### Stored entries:
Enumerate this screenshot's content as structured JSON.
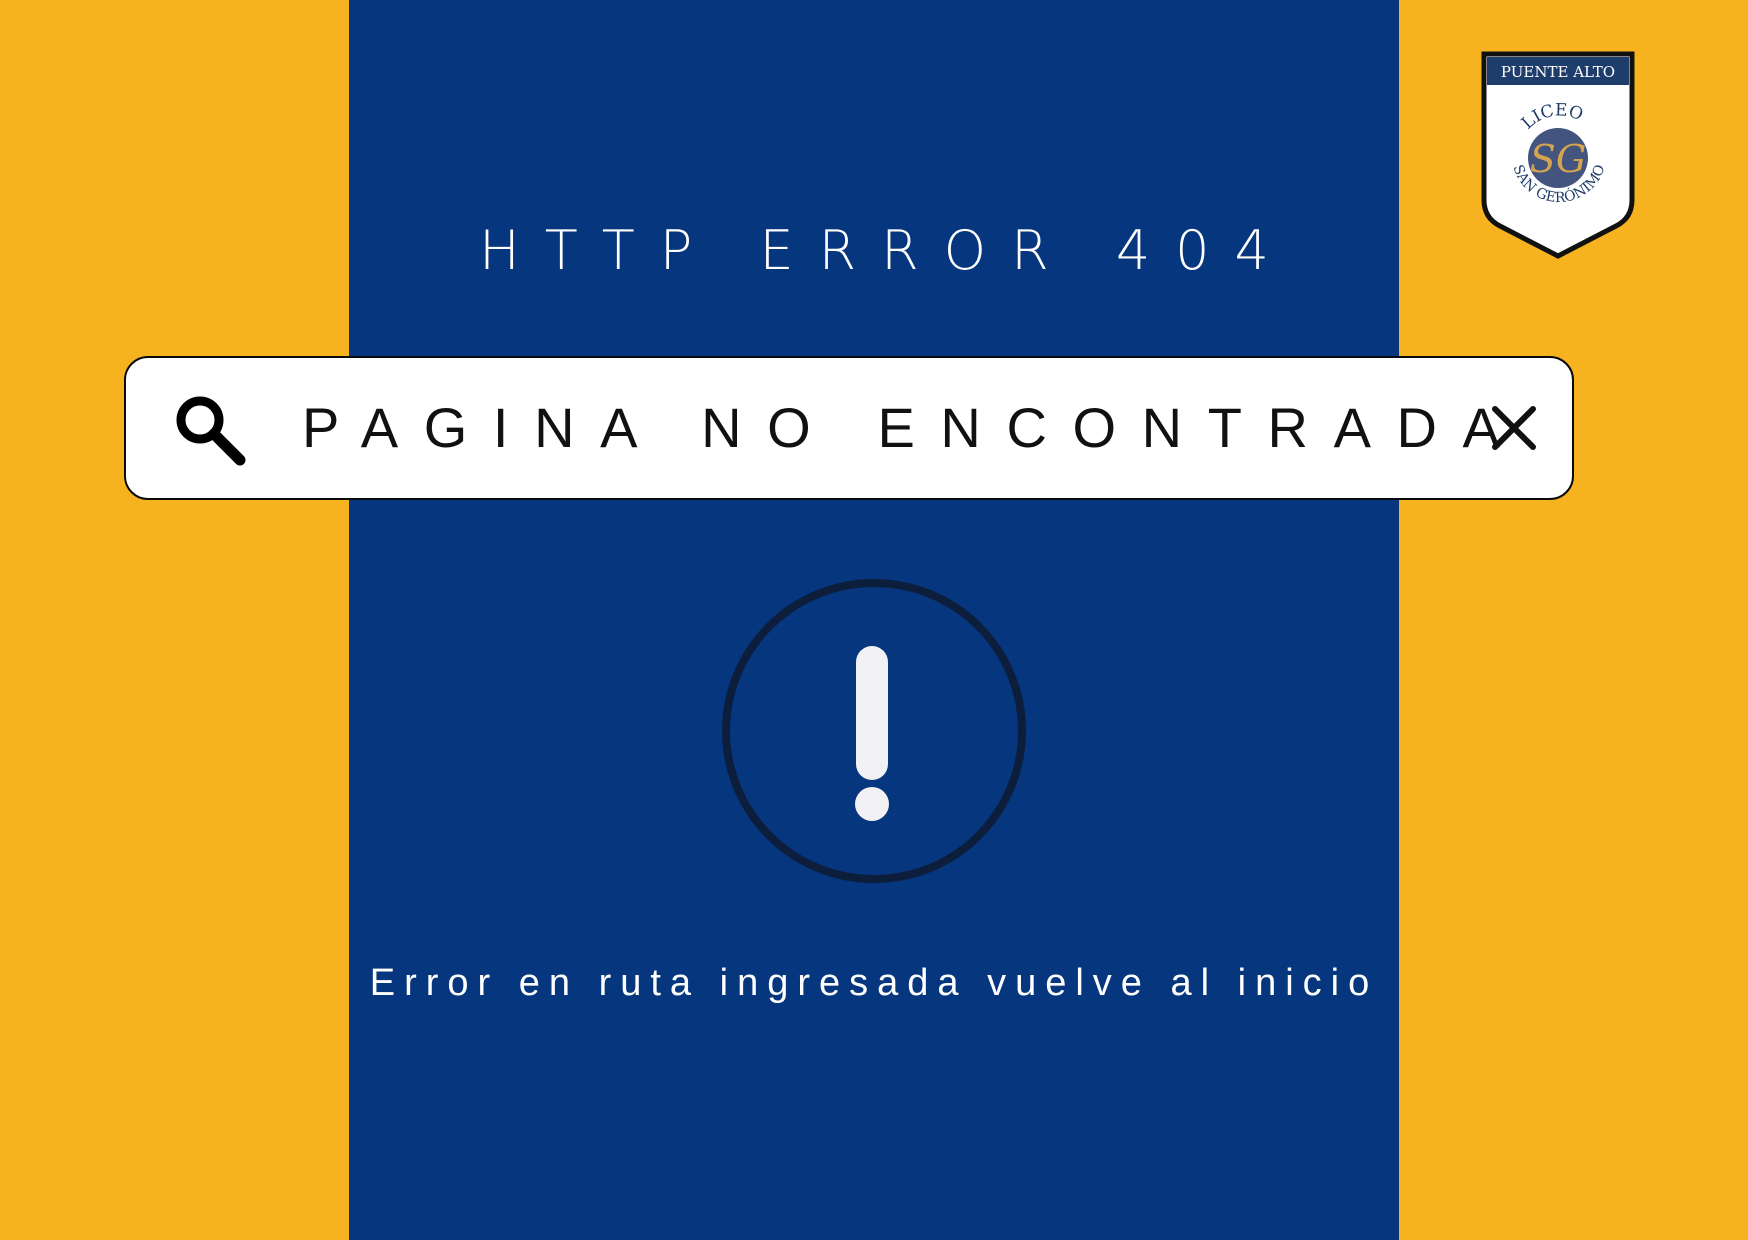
{
  "page": {
    "error_title": "HTTP ERROR 404",
    "message": "Error en ruta ingresada vuelve al inicio"
  },
  "search_bar": {
    "text": "PAGINA NO ENCONTRADA",
    "search_icon": "search-icon",
    "close_icon": "close-icon"
  },
  "alert": {
    "icon": "exclamation-icon"
  },
  "logo": {
    "top_text": "PUENTE ALTO",
    "name_top": "LICEO",
    "name_bottom": "SAN GERÓNIMO",
    "monogram": "SG"
  },
  "colors": {
    "background": "#F7B21F",
    "panel": "#06367D",
    "bar": "#FFFFFF",
    "text_dark": "#111111",
    "ring": "#0C1E3C"
  }
}
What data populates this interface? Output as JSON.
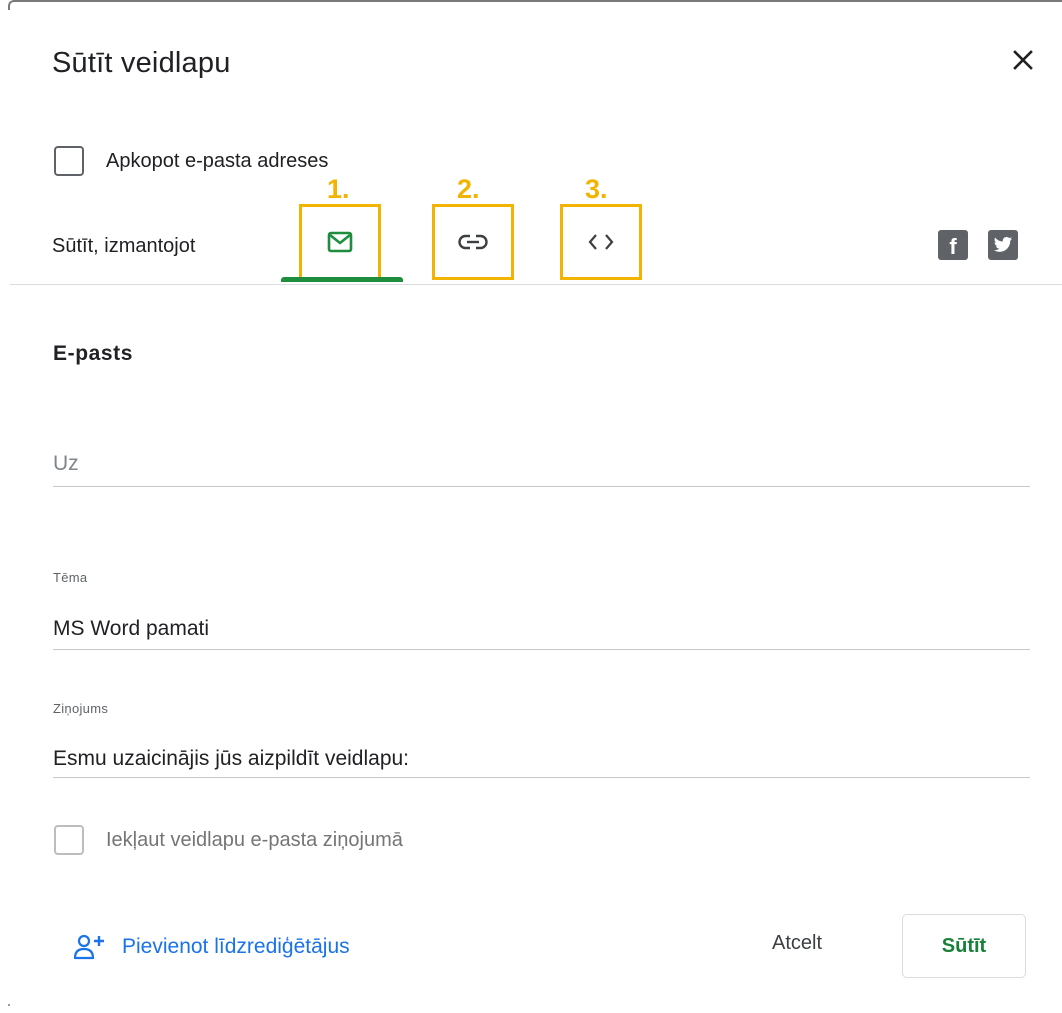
{
  "dialog": {
    "title": "Sūtīt veidlapu"
  },
  "collect_emails": {
    "label": "Apkopot e-pasta adreses",
    "checked": false
  },
  "send_via": {
    "label": "Sūtīt, izmantojot",
    "annotations": [
      "1.",
      "2.",
      "3."
    ],
    "tabs": [
      {
        "id": "email",
        "icon": "mail-icon",
        "active": true
      },
      {
        "id": "link",
        "icon": "link-icon",
        "active": false
      },
      {
        "id": "embed",
        "icon": "embed-code-icon",
        "active": false
      }
    ],
    "social": [
      {
        "icon": "facebook-icon",
        "glyph": "f"
      },
      {
        "icon": "twitter-icon",
        "glyph": "🐦"
      }
    ]
  },
  "email_section": {
    "title": "E-pasts",
    "to": {
      "placeholder": "Uz",
      "value": ""
    },
    "subject": {
      "label": "Tēma",
      "value": "MS Word pamati"
    },
    "message": {
      "label": "Ziņojums",
      "value": "Esmu uzaicinājis jūs aizpildīt veidlapu:"
    },
    "include_form": {
      "label": "Iekļaut veidlapu e-pasta ziņojumā",
      "checked": false,
      "disabled": true
    }
  },
  "footer": {
    "add_editors": "Pievienot līdzrediģētājus",
    "cancel": "Atcelt",
    "send": "Sūtīt"
  },
  "colors": {
    "accent_green": "#1e8e3e",
    "highlight_yellow": "#f2b400",
    "link_blue": "#1a73e8"
  }
}
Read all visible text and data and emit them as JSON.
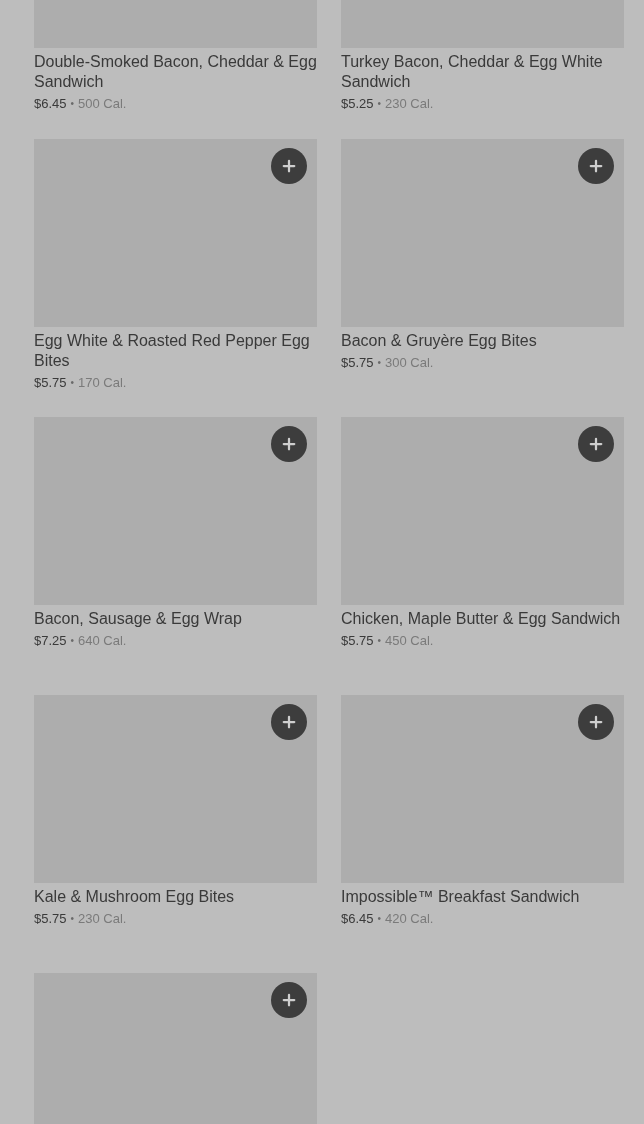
{
  "items": [
    {
      "kind": "cut_top",
      "name": "Double-Smoked Bacon, Cheddar & Egg Sandwich",
      "price": "$6.45",
      "separator": "•",
      "calories": "500 Cal."
    },
    {
      "kind": "cut_top",
      "name": "Turkey Bacon, Cheddar & Egg White Sandwich",
      "price": "$5.25",
      "separator": "•",
      "calories": "230 Cal."
    },
    {
      "kind": "full",
      "name": "Egg White & Roasted Red Pepper Egg Bites",
      "price": "$5.75",
      "separator": "•",
      "calories": "170 Cal."
    },
    {
      "kind": "full",
      "name": "Bacon & Gruyère Egg Bites",
      "price": "$5.75",
      "separator": "•",
      "calories": "300 Cal."
    },
    {
      "kind": "full",
      "name": "Bacon, Sausage & Egg Wrap",
      "price": "$7.25",
      "separator": "•",
      "calories": "640 Cal."
    },
    {
      "kind": "full",
      "name": "Chicken, Maple Butter & Egg Sandwich",
      "price": "$5.75",
      "separator": "•",
      "calories": "450 Cal."
    },
    {
      "kind": "full",
      "name": "Kale & Mushroom Egg Bites",
      "price": "$5.75",
      "separator": "•",
      "calories": "230 Cal."
    },
    {
      "kind": "full",
      "name": "Impossible™ Breakfast Sandwich",
      "price": "$6.45",
      "separator": "•",
      "calories": "420 Cal."
    },
    {
      "kind": "cut_bottom"
    }
  ]
}
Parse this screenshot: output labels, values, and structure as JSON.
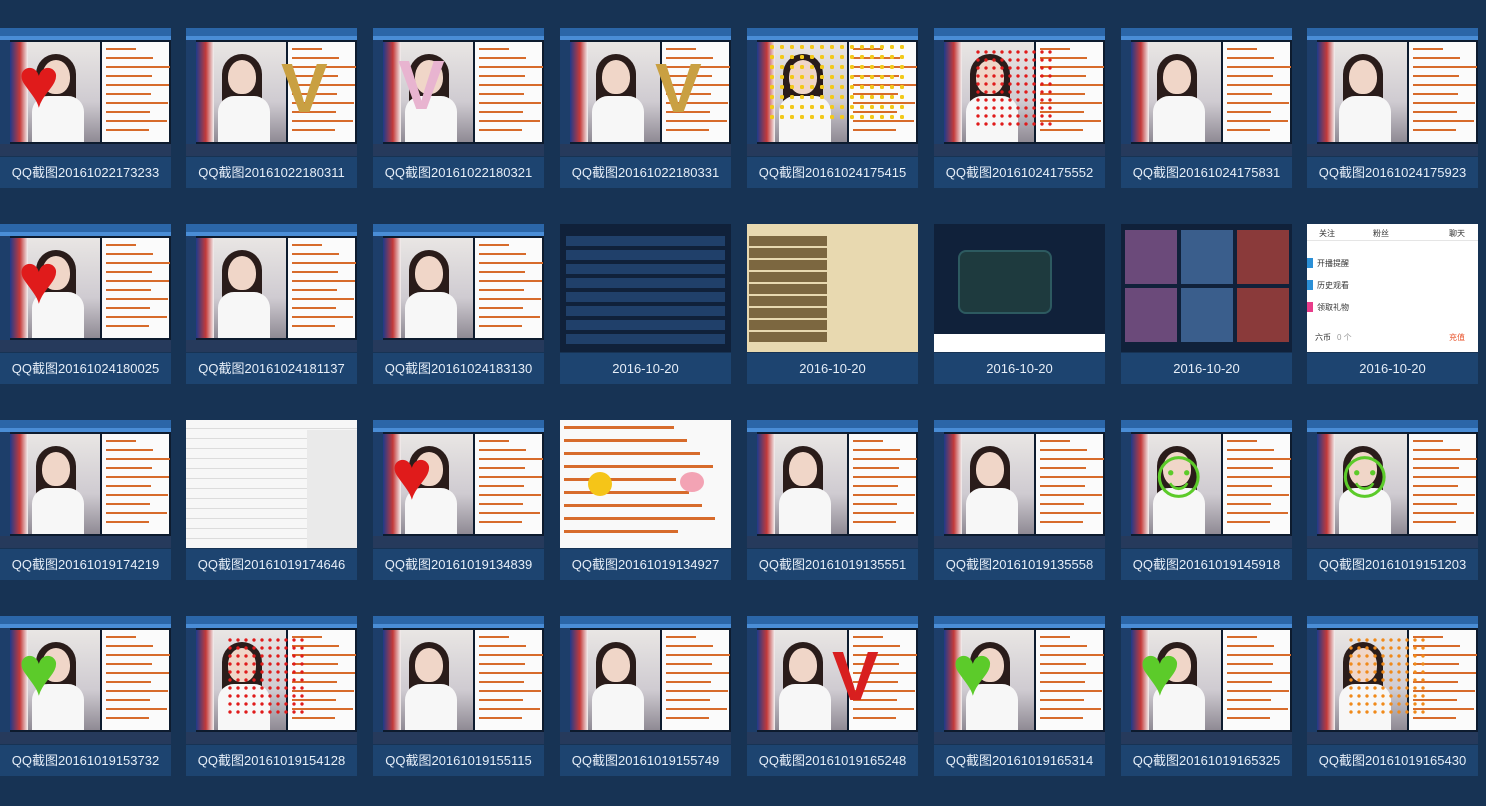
{
  "tiles": [
    {
      "caption": "QQ截图20161022173233",
      "icon": "screenshot-thumbnail",
      "overlay": "red-heart"
    },
    {
      "caption": "QQ截图20161022180311",
      "icon": "screenshot-thumbnail",
      "overlay": "gold-v"
    },
    {
      "caption": "QQ截图20161022180321",
      "icon": "screenshot-thumbnail",
      "overlay": "pink-v"
    },
    {
      "caption": "QQ截图20161022180331",
      "icon": "screenshot-thumbnail",
      "overlay": "gold-v"
    },
    {
      "caption": "QQ截图20161024175415",
      "icon": "screenshot-thumbnail",
      "overlay": "yellow-dots"
    },
    {
      "caption": "QQ截图20161024175552",
      "icon": "screenshot-thumbnail",
      "overlay": "red-dots"
    },
    {
      "caption": "QQ截图20161024175831",
      "icon": "screenshot-thumbnail",
      "overlay": "none"
    },
    {
      "caption": "QQ截图20161024175923",
      "icon": "screenshot-thumbnail",
      "overlay": "none"
    },
    {
      "caption": "QQ截图20161024180025",
      "icon": "screenshot-thumbnail",
      "overlay": "red-heart"
    },
    {
      "caption": "QQ截图20161024181137",
      "icon": "screenshot-thumbnail",
      "overlay": "none"
    },
    {
      "caption": "QQ截图20161024183130",
      "icon": "screenshot-thumbnail",
      "overlay": "none"
    },
    {
      "caption": "2016-10-20",
      "icon": "game-stats-thumbnail",
      "overlay": "game-dark"
    },
    {
      "caption": "2016-10-20",
      "icon": "game-panel-thumbnail",
      "overlay": "game-panel"
    },
    {
      "caption": "2016-10-20",
      "icon": "game-dark-thumbnail",
      "overlay": "game-dark"
    },
    {
      "caption": "2016-10-20",
      "icon": "game-cards-thumbnail",
      "overlay": "game-dark"
    },
    {
      "caption": "2016-10-20",
      "icon": "mobile-menu-thumbnail",
      "overlay": "mobile"
    },
    {
      "caption": "QQ截图20161019174219",
      "icon": "screenshot-thumbnail",
      "overlay": "none"
    },
    {
      "caption": "QQ截图20161019174646",
      "icon": "table-thumbnail",
      "overlay": "table"
    },
    {
      "caption": "QQ截图20161019134839",
      "icon": "screenshot-thumbnail",
      "overlay": "red-heart"
    },
    {
      "caption": "QQ截图20161019134927",
      "icon": "chat-thumbnail",
      "overlay": "chat"
    },
    {
      "caption": "QQ截图20161019135551",
      "icon": "screenshot-thumbnail",
      "overlay": "none"
    },
    {
      "caption": "QQ截图20161019135558",
      "icon": "screenshot-thumbnail",
      "overlay": "none"
    },
    {
      "caption": "QQ截图20161019145918",
      "icon": "screenshot-thumbnail",
      "overlay": "green-smile"
    },
    {
      "caption": "QQ截图20161019151203",
      "icon": "screenshot-thumbnail",
      "overlay": "green-smile"
    },
    {
      "caption": "QQ截图20161019153732",
      "icon": "screenshot-thumbnail",
      "overlay": "green-heart"
    },
    {
      "caption": "QQ截图20161019154128",
      "icon": "screenshot-thumbnail",
      "overlay": "red-dots"
    },
    {
      "caption": "QQ截图20161019155115",
      "icon": "screenshot-thumbnail",
      "overlay": "none"
    },
    {
      "caption": "QQ截图20161019155749",
      "icon": "screenshot-thumbnail",
      "overlay": "none"
    },
    {
      "caption": "QQ截图20161019165248",
      "icon": "screenshot-thumbnail",
      "overlay": "red-v"
    },
    {
      "caption": "QQ截图20161019165314",
      "icon": "screenshot-thumbnail",
      "overlay": "green-heart"
    },
    {
      "caption": "QQ截图20161019165325",
      "icon": "screenshot-thumbnail",
      "overlay": "green-heart"
    },
    {
      "caption": "QQ截图20161019165430",
      "icon": "screenshot-thumbnail",
      "overlay": "orange-dots"
    }
  ],
  "mobile_menu": {
    "tabs": [
      "关注",
      "粉丝",
      "聊天"
    ],
    "items": [
      "开播提醒",
      "历史观看",
      "领取礼物"
    ],
    "coin_label": "六币",
    "coin_value": "0 个",
    "recharge": "充值"
  },
  "colors": {
    "background": "#173354",
    "caption_bg": "#1d4470",
    "caption_text": "#e6eef8"
  }
}
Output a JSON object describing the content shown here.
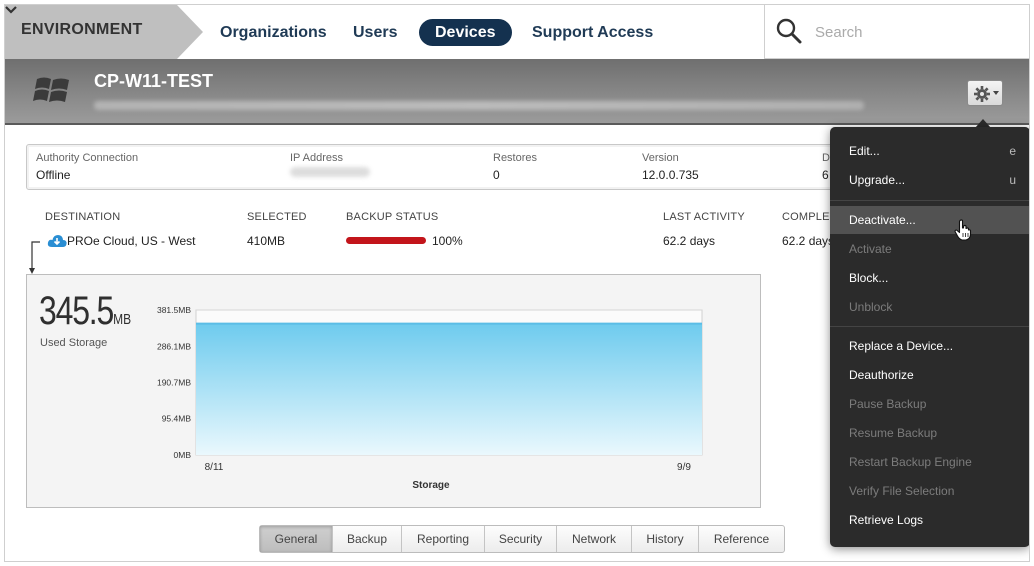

### Stated goal:
Count how many lines in the data above hold the string "Sūtīt", and give the number with no other words.

### Solution to this task:
3